DIRECTIVE
Gather from the listing below each line that includes the word "hostesaft", and copy it.

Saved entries
————————

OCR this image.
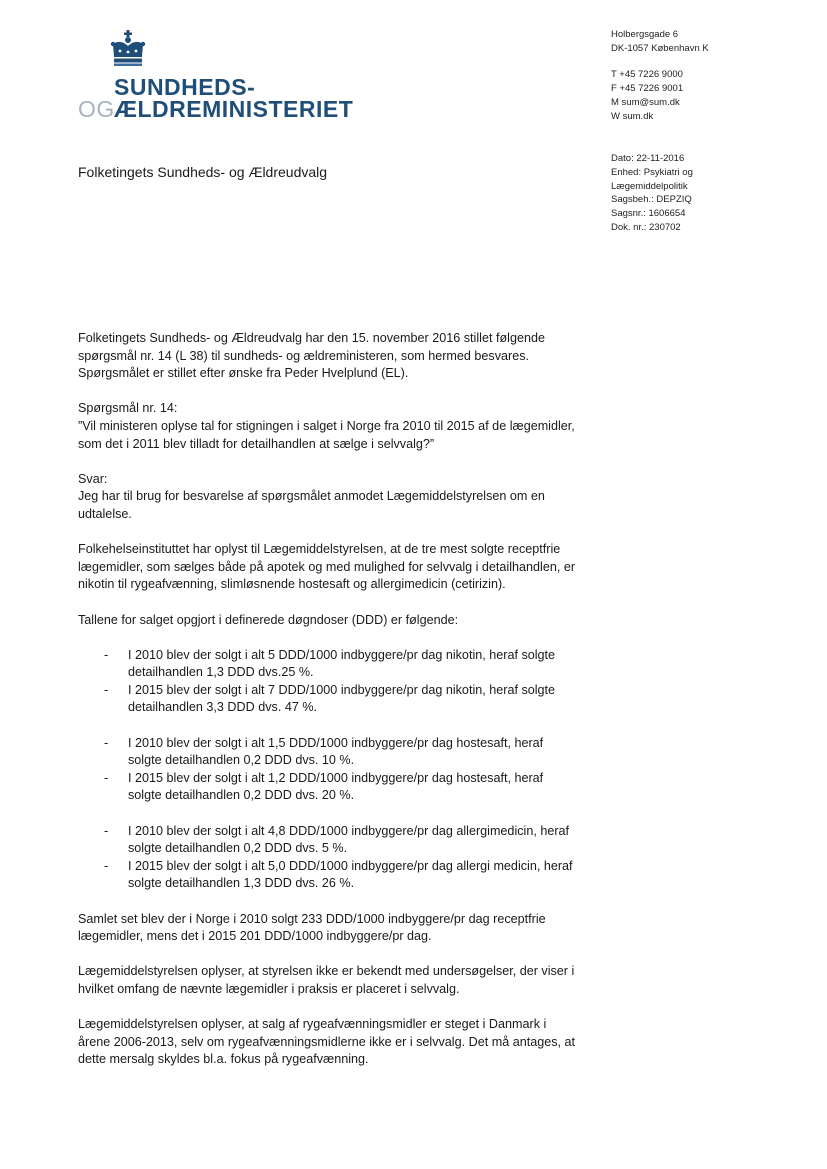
SUNDHEDS-
OG ÆLDREMINISTERIET
Holbergsgade 6
DK-1057 København K
T +45 7226 9000
F +45 7226 9001
M sum@sum.dk
W sum.dk
Dato: 22-11-2016
Enhed: Psykiatri og
Lægemiddelpolitik
Sagsbeh.: DEPZIQ
Sagsnr.: 1606654
Dok. nr.: 230702
Folketingets Sundheds- og Ældreudvalg

Folketingets Sundheds- og Ældreudvalg har den 15. november 2016 stillet følgende spørgsmål nr. 14 (L 38) til sundheds- og ældreministeren, som hermed besvares. Spørgsmålet er stillet efter ønske fra Peder Hvelplund (EL).

Spørgsmål nr. 14:
”Vil ministeren oplyse tal for stigningen i salget i Norge fra 2010 til 2015 af de lægemidler, som det i 2011 blev tilladt for detailhandlen at sælge i selvvalg?”

Svar:
Jeg har til brug for besvarelse af spørgsmålet anmodet Lægemiddelstyrelsen om en udtalelse.

Folkehelseinstituttet har oplyst til Lægemiddelstyrelsen, at de tre mest solgte receptfrie lægemidler, som sælges både på apotek og med mulighed for selvvalg i detailhandlen, er nikotin til rygeafvænning, slimløsnende hostesaft og allergimedicin (cetirizin).

Tallene for salget opgjort i definerede døgndoser (DDD) er følgende:

- I 2010 blev der solgt i alt 5 DDD/1000 indbyggere/pr dag nikotin, heraf solgte detailhandlen 1,3 DDD dvs.25 %.
- I 2015 blev der solgt i alt 7 DDD/1000 indbyggere/pr dag nikotin, heraf solgte detailhandlen 3,3 DDD dvs. 47 %.
- I 2010 blev der solgt i alt 1,5 DDD/1000 indbyggere/pr dag hostesaft, heraf solgte detailhandlen 0,2 DDD dvs. 10 %.
- I 2015 blev der solgt i alt 1,2 DDD/1000 indbyggere/pr dag hostesaft, heraf solgte detailhandlen 0,2 DDD dvs. 20 %.
- I 2010 blev der solgt i alt 4,8 DDD/1000 indbyggere/pr dag allergimedicin, heraf solgte detailhandlen 0,2 DDD dvs. 5 %.
- I 2015 blev der solgt i alt 5,0 DDD/1000 indbyggere/pr dag allergi medicin, heraf solgte detailhandlen 1,3 DDD dvs. 26 %.

Samlet set blev der i Norge i 2010 solgt 233 DDD/1000 indbyggere/pr dag receptfrie lægemidler, mens det i 2015 201 DDD/1000 indbyggere/pr dag.

Lægemiddelstyrelsen oplyser, at styrelsen ikke er bekendt med undersøgelser, der viser i hvilket omfang de nævnte lægemidler i praksis er placeret i selvvalg.

Lægemiddelstyrelsen oplyser, at salg af rygeafvænningsmidler er steget i Danmark i årene 2006-2013, selv om rygeafvænningsmidlerne ikke er i selvvalg. Det må antages, at dette mersalg skyldes bl.a. fokus på rygeafvænning.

————————

WRITTEN SOLUTION
Folkehelseinstituttet har oplyst til Lægemiddelstyrelsen, at de tre mest solgte receptfrie lægemidler, som sælges både på apotek og med mulighed for selvvalg i detailhandlen, er nikotin til rygeafvænning, slimløsnende hostesaft og allergimedicin (cetirizin).
- I 2010 blev der solgt i alt 1,5 DDD/1000 indbyggere/pr dag hostesaft, heraf solgte detailhandlen 0,2 DDD dvs. 10 %.
- I 2015 blev der solgt i alt 1,2 DDD/1000 indbyggere/pr dag hostesaft, heraf solgte detailhandlen 0,2 DDD dvs. 20 %.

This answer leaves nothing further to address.